Material shown:
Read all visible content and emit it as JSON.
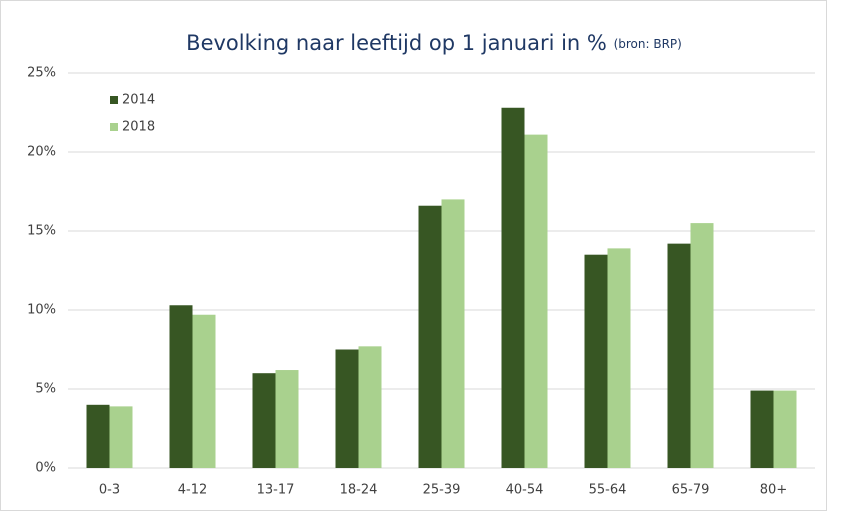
{
  "chart_data": {
    "type": "bar",
    "title": "Bevolking naar leeftijd op 1 januari in %",
    "subtitle": "(bron: BRP)",
    "categories": [
      "0-3",
      "4-12",
      "13-17",
      "18-24",
      "25-39",
      "40-54",
      "55-64",
      "65-79",
      "80+"
    ],
    "series": [
      {
        "name": "2014",
        "color": "#375623",
        "values": [
          4.0,
          10.3,
          6.0,
          7.5,
          16.6,
          22.8,
          13.5,
          14.2,
          4.9
        ]
      },
      {
        "name": "2018",
        "color": "#a9d18e",
        "values": [
          3.9,
          9.7,
          6.2,
          7.7,
          17.0,
          21.1,
          13.9,
          15.5,
          4.9
        ]
      }
    ],
    "ylim": [
      0,
      25
    ],
    "yticks": [
      {
        "value": 0,
        "label": "0%"
      },
      {
        "value": 5,
        "label": "5%"
      },
      {
        "value": 10,
        "label": "10%"
      },
      {
        "value": 15,
        "label": "15%"
      },
      {
        "value": 20,
        "label": "20%"
      },
      {
        "value": 25,
        "label": "25%"
      }
    ],
    "grid": true,
    "legend": "top-left"
  }
}
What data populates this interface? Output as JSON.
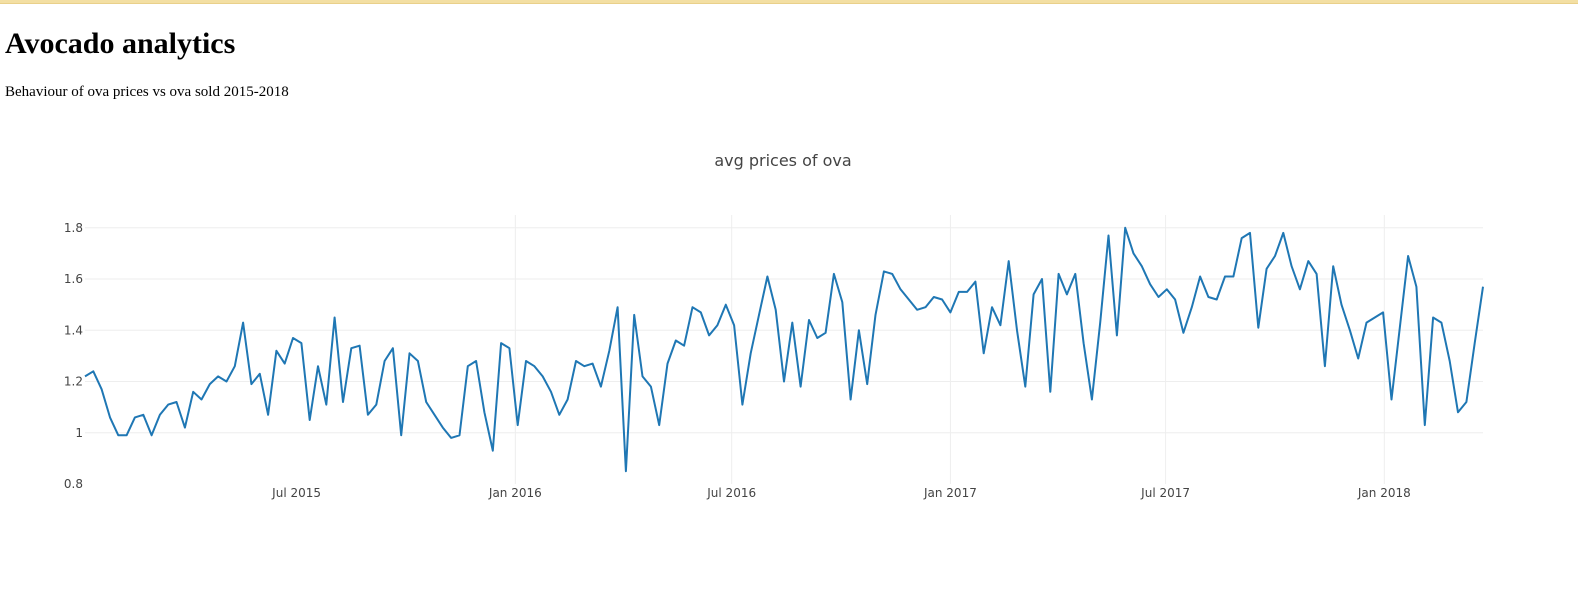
{
  "page": {
    "title": "Avocado analytics",
    "subtitle": "Behaviour of ova prices vs ova sold 2015-2018"
  },
  "chart_data": {
    "type": "line",
    "title": "avg prices of ova",
    "xlabel": "",
    "ylabel": "",
    "line_color": "#1f77b4",
    "grid": true,
    "xlim": [
      "2015-01-04",
      "2018-03-25"
    ],
    "ylim": [
      0.8,
      1.85
    ],
    "y_ticks": [
      0.8,
      1.0,
      1.2,
      1.4,
      1.6,
      1.8
    ],
    "y_tick_labels": [
      "0.8",
      "1",
      "1.2",
      "1.4",
      "1.6",
      "1.8"
    ],
    "x_ticks": [
      {
        "date": "2015-07-01",
        "label": "Jul 2015"
      },
      {
        "date": "2016-01-01",
        "label": "Jan 2016"
      },
      {
        "date": "2016-07-01",
        "label": "Jul 2016"
      },
      {
        "date": "2017-01-01",
        "label": "Jan 2017"
      },
      {
        "date": "2017-07-01",
        "label": "Jul 2017"
      },
      {
        "date": "2018-01-01",
        "label": "Jan 2018"
      }
    ],
    "x_grid_dates": [
      "2016-01-01",
      "2016-07-01",
      "2017-01-01",
      "2017-07-01",
      "2018-01-01"
    ],
    "series": [
      {
        "x": [
          "2015-01-04",
          "2015-01-11",
          "2015-01-18",
          "2015-01-25",
          "2015-02-01",
          "2015-02-08",
          "2015-02-15",
          "2015-02-22",
          "2015-03-01",
          "2015-03-08",
          "2015-03-15",
          "2015-03-22",
          "2015-03-29",
          "2015-04-05",
          "2015-04-12",
          "2015-04-19",
          "2015-04-26",
          "2015-05-03",
          "2015-05-10",
          "2015-05-17",
          "2015-05-24",
          "2015-05-31",
          "2015-06-07",
          "2015-06-14",
          "2015-06-21",
          "2015-06-28",
          "2015-07-05",
          "2015-07-12",
          "2015-07-19",
          "2015-07-26",
          "2015-08-02",
          "2015-08-09",
          "2015-08-16",
          "2015-08-23",
          "2015-08-30",
          "2015-09-06",
          "2015-09-13",
          "2015-09-20",
          "2015-09-27",
          "2015-10-04",
          "2015-10-11",
          "2015-10-18",
          "2015-10-25",
          "2015-11-01",
          "2015-11-08",
          "2015-11-15",
          "2015-11-22",
          "2015-11-29",
          "2015-12-06",
          "2015-12-13",
          "2015-12-20",
          "2015-12-27",
          "2016-01-03",
          "2016-01-10",
          "2016-01-17",
          "2016-01-24",
          "2016-01-31",
          "2016-02-07",
          "2016-02-14",
          "2016-02-21",
          "2016-02-28",
          "2016-03-06",
          "2016-03-13",
          "2016-03-20",
          "2016-03-27",
          "2016-04-03",
          "2016-04-10",
          "2016-04-17",
          "2016-04-24",
          "2016-05-01",
          "2016-05-08",
          "2016-05-15",
          "2016-05-22",
          "2016-05-29",
          "2016-06-05",
          "2016-06-12",
          "2016-06-19",
          "2016-06-26",
          "2016-07-03",
          "2016-07-10",
          "2016-07-17",
          "2016-07-24",
          "2016-07-31",
          "2016-08-07",
          "2016-08-14",
          "2016-08-21",
          "2016-08-28",
          "2016-09-04",
          "2016-09-11",
          "2016-09-18",
          "2016-09-25",
          "2016-10-02",
          "2016-10-09",
          "2016-10-16",
          "2016-10-23",
          "2016-10-30",
          "2016-11-06",
          "2016-11-13",
          "2016-11-20",
          "2016-11-27",
          "2016-12-04",
          "2016-12-11",
          "2016-12-18",
          "2016-12-25",
          "2017-01-01",
          "2017-01-08",
          "2017-01-15",
          "2017-01-22",
          "2017-01-29",
          "2017-02-05",
          "2017-02-12",
          "2017-02-19",
          "2017-02-26",
          "2017-03-05",
          "2017-03-12",
          "2017-03-19",
          "2017-03-26",
          "2017-04-02",
          "2017-04-09",
          "2017-04-16",
          "2017-04-23",
          "2017-04-30",
          "2017-05-07",
          "2017-05-14",
          "2017-05-21",
          "2017-05-28",
          "2017-06-04",
          "2017-06-11",
          "2017-06-18",
          "2017-06-25",
          "2017-07-02",
          "2017-07-09",
          "2017-07-16",
          "2017-07-23",
          "2017-07-30",
          "2017-08-06",
          "2017-08-13",
          "2017-08-20",
          "2017-08-27",
          "2017-09-03",
          "2017-09-10",
          "2017-09-17",
          "2017-09-24",
          "2017-10-01",
          "2017-10-08",
          "2017-10-15",
          "2017-10-22",
          "2017-10-29",
          "2017-11-05",
          "2017-11-12",
          "2017-11-19",
          "2017-11-26",
          "2017-12-03",
          "2017-12-10",
          "2017-12-17",
          "2017-12-24",
          "2017-12-31",
          "2018-01-07",
          "2018-01-14",
          "2018-01-21",
          "2018-01-28",
          "2018-02-04",
          "2018-02-11",
          "2018-02-18",
          "2018-02-25",
          "2018-03-04",
          "2018-03-11",
          "2018-03-18",
          "2018-03-25"
        ],
        "y": [
          1.22,
          1.24,
          1.17,
          1.06,
          0.99,
          0.99,
          1.06,
          1.07,
          0.99,
          1.07,
          1.11,
          1.12,
          1.02,
          1.16,
          1.13,
          1.19,
          1.22,
          1.2,
          1.26,
          1.43,
          1.19,
          1.23,
          1.07,
          1.32,
          1.27,
          1.37,
          1.35,
          1.05,
          1.26,
          1.11,
          1.45,
          1.12,
          1.33,
          1.34,
          1.07,
          1.11,
          1.28,
          1.33,
          0.99,
          1.31,
          1.28,
          1.12,
          1.07,
          1.02,
          0.98,
          0.99,
          1.26,
          1.28,
          1.08,
          0.93,
          1.35,
          1.33,
          1.03,
          1.28,
          1.26,
          1.22,
          1.16,
          1.07,
          1.13,
          1.28,
          1.26,
          1.27,
          1.18,
          1.32,
          1.49,
          0.85,
          1.46,
          1.22,
          1.18,
          1.03,
          1.27,
          1.36,
          1.34,
          1.49,
          1.47,
          1.38,
          1.42,
          1.5,
          1.42,
          1.11,
          1.31,
          1.46,
          1.61,
          1.48,
          1.2,
          1.43,
          1.18,
          1.44,
          1.37,
          1.39,
          1.62,
          1.51,
          1.13,
          1.4,
          1.19,
          1.46,
          1.63,
          1.62,
          1.56,
          1.52,
          1.48,
          1.49,
          1.53,
          1.52,
          1.47,
          1.55,
          1.55,
          1.59,
          1.31,
          1.49,
          1.42,
          1.67,
          1.4,
          1.18,
          1.54,
          1.6,
          1.16,
          1.62,
          1.54,
          1.62,
          1.35,
          1.13,
          1.43,
          1.77,
          1.38,
          1.8,
          1.7,
          1.65,
          1.58,
          1.53,
          1.56,
          1.52,
          1.39,
          1.49,
          1.61,
          1.53,
          1.52,
          1.61,
          1.61,
          1.76,
          1.78,
          1.41,
          1.64,
          1.69,
          1.78,
          1.65,
          1.56,
          1.67,
          1.62,
          1.26,
          1.65,
          1.5,
          1.4,
          1.29,
          1.43,
          1.45,
          1.47,
          1.13,
          1.41,
          1.69,
          1.57,
          1.03,
          1.45,
          1.43,
          1.28,
          1.08,
          1.12,
          1.35,
          1.57
        ]
      }
    ]
  }
}
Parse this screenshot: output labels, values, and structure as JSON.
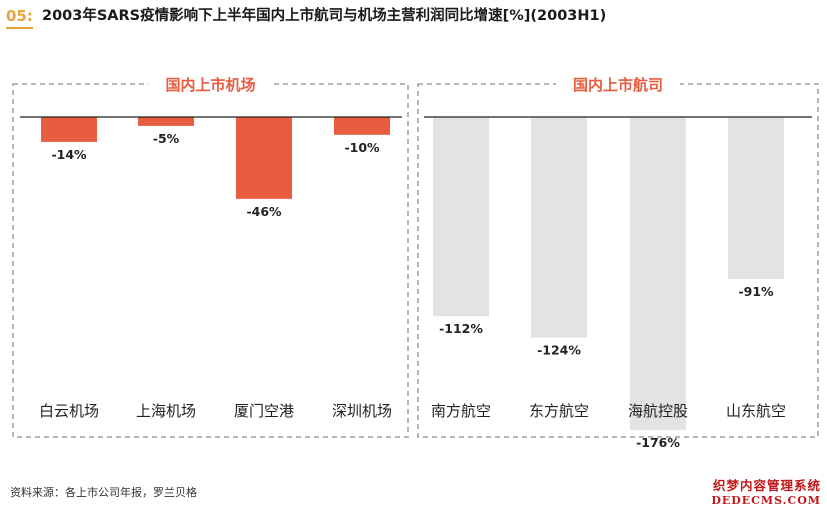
{
  "figure": {
    "number": "05:",
    "title": "2003年SARS疫情影响下上半年国内上市航司与机场主营利润同比增速[%](2003H1)"
  },
  "chart_data": {
    "type": "bar",
    "ylim": [
      -190,
      0
    ],
    "grid": false,
    "value_suffix": "%",
    "groups": [
      {
        "name": "国内上市机场",
        "color": "#e85c3f",
        "categories": [
          "白云机场",
          "上海机场",
          "厦门空港",
          "深圳机场"
        ],
        "values": [
          -14,
          -5,
          -46,
          -10
        ]
      },
      {
        "name": "国内上市航司",
        "color": "#e3e3e3",
        "categories": [
          "南方航空",
          "东方航空",
          "海航控股",
          "山东航空"
        ],
        "values": [
          -112,
          -124,
          -176,
          -91
        ]
      }
    ]
  },
  "source_text": "资料来源：各上市公司年报，罗兰贝格",
  "watermark": {
    "cn": "织梦内容管理系统",
    "en": "DEDECMS.COM"
  }
}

To do:
Look for the word "prices" and return every line where it occurs.

Full answer:
    "subtitle": "Behaviour of ova prices vs ova sold 2015-2018"
    "title": "avg prices of ova",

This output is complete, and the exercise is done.